*Task inputs:*

━━━━━━━━

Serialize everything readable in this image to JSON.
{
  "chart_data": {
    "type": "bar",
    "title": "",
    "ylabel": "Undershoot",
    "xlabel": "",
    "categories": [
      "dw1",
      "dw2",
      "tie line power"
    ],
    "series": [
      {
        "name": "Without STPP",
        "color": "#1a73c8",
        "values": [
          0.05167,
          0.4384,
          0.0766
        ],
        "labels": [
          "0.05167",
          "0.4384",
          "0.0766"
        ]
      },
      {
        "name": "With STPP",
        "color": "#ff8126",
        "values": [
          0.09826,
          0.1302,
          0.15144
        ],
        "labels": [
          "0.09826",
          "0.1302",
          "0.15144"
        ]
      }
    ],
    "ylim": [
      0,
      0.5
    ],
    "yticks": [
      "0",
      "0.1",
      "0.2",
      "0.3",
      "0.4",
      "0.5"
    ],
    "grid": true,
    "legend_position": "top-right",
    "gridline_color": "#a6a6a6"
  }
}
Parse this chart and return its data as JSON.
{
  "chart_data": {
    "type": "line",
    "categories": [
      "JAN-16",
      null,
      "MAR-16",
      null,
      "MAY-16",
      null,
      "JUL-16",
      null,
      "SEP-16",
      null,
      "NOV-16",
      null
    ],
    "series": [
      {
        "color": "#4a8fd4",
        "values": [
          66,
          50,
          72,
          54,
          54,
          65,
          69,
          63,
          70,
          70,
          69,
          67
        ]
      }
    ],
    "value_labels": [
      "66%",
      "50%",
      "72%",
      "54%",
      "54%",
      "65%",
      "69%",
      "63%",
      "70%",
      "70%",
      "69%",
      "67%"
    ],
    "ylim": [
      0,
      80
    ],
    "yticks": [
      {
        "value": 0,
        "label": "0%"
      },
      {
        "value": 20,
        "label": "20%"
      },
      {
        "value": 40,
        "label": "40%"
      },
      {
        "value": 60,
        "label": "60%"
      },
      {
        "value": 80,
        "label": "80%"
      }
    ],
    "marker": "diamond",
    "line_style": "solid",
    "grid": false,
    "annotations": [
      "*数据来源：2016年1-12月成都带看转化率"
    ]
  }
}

━━━━━━━━

Each entry is to be returned in full, character for character.

*Completed task:*
Serialize everything readable in this image to JSON.
{
  "chart_data": {
    "type": "bar",
    "title": "",
    "ylabel": "Undershoot",
    "xlabel": "",
    "categories": [
      "dw1",
      "dw2",
      "tie line power"
    ],
    "series": [
      {
        "name": "Without STPP",
        "color": "#1a73c8",
        "values": [
          0.05167,
          0.4384,
          0.0766
        ],
        "labels": [
          "0.05167",
          "0.4384",
          "0.0766"
        ]
      },
      {
        "name": "With STPP",
        "color": "#ff8126",
        "values": [
          0.09826,
          0.1302,
          0.15144
        ],
        "labels": [
          "0.09826",
          "0.1302",
          "0.15144"
        ]
      }
    ],
    "ylim": [
      0,
      0.5
    ],
    "yticks": [
      "0",
      "0.1",
      "0.2",
      "0.3",
      "0.4",
      "0.5"
    ],
    "grid": true,
    "legend_position": "top-right",
    "gridline_color": "#a6a6a6"
  }
}
Parse this chart and return its data as JSON.
{
  "chart_data": {
    "type": "line",
    "categories": [
      "JAN-16",
      null,
      "MAR-16",
      null,
      "MAY-16",
      null,
      "JUL-16",
      null,
      "SEP-16",
      null,
      "NOV-16",
      null
    ],
    "series": [
      {
        "color": "#4a8fd4",
        "values": [
          66,
          50,
          72,
          54,
          54,
          65,
          69,
          63,
          70,
          70,
          69,
          67
        ]
      }
    ],
    "value_labels": [
      "66%",
      "50%",
      "72%",
      "54%",
      "54%",
      "65%",
      "69%",
      "63%",
      "70%",
      "70%",
      "69%",
      "67%"
    ],
    "ylim": [
      0,
      80
    ],
    "yticks": [
      {
        "value": 0,
        "label": "0%"
      },
      {
        "value": 20,
        "label": "20%"
      },
      {
        "value": 40,
        "label": "40%"
      },
      {
        "value": 60,
        "label": "60%"
      },
      {
        "value": 80,
        "label": "80%"
      }
    ],
    "marker": "diamond",
    "line_style": "solid",
    "grid": false,
    "annotations": [
      "*数据来源：2016年1-12月成都带看转化率"
    ]
  }
}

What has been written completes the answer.